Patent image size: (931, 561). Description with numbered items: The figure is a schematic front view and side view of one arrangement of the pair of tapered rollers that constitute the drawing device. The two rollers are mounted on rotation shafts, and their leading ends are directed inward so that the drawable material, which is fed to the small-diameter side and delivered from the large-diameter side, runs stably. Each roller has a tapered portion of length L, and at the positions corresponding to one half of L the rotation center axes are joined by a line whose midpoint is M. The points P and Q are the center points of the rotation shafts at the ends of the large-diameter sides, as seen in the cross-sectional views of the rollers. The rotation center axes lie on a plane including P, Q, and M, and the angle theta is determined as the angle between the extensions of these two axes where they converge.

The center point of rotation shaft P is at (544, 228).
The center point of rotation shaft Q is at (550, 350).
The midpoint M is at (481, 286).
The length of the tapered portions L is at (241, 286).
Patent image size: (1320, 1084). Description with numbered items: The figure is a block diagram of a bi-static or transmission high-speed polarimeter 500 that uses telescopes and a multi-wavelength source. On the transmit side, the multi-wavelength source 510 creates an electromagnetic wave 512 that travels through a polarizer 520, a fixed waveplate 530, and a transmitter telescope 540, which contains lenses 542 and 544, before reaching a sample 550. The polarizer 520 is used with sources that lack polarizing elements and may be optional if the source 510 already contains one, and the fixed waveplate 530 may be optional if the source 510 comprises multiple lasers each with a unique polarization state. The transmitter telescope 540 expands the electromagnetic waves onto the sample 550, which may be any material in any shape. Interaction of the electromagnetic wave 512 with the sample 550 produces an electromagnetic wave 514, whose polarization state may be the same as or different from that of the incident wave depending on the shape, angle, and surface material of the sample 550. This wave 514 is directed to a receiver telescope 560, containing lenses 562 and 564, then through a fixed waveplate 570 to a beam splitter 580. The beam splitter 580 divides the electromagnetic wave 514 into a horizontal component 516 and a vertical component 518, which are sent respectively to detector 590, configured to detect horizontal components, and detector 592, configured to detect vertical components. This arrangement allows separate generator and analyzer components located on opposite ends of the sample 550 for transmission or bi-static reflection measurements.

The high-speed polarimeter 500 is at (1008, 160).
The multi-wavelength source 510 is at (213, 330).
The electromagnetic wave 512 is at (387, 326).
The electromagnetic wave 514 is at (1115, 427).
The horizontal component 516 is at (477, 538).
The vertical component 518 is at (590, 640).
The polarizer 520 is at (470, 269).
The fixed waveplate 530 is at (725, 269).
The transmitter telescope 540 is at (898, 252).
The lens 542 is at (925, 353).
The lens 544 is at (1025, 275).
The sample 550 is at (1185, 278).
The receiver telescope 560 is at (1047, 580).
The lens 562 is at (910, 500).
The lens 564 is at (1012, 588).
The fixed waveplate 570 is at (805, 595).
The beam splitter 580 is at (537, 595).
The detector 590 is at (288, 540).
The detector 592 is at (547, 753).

• _WHAT IS ASKED_: Reproduce the stretch from the start of the listing through the line containing "The length of", switching "rollers" to "rolls" and leaving everything else unchanged.

• _REPLY TO THE TASK_:
Patent image size: (931, 561). Description with numbered items: The figure is a schematic front view and side view of one arrangement of the pair of tapered rolls that constitute the drawing device. The two rolls are mounted on rotation shafts, and their leading ends are directed inward so that the drawable material, which is fed to the small-diameter side and delivered from the large-diameter side, runs stably. Each roller has a tapered portion of length L, and at the positions corresponding to one half of L the rotation center axes are joined by a line whose midpoint is M. The points P and Q are the center points of the rotation shafts at the ends of the large-diameter sides, as seen in the cross-sectional views of the rolls. The rotation center axes lie on a plane including P, Q, and M, and the angle theta is determined as the angle between the extensions of these two axes where they converge.

The center point of rotation shaft P is at (544, 228).
The center point of rotation shaft Q is at (550, 350).
The midpoint M is at (481, 286).
The length of the tapered portions L is at (241, 286).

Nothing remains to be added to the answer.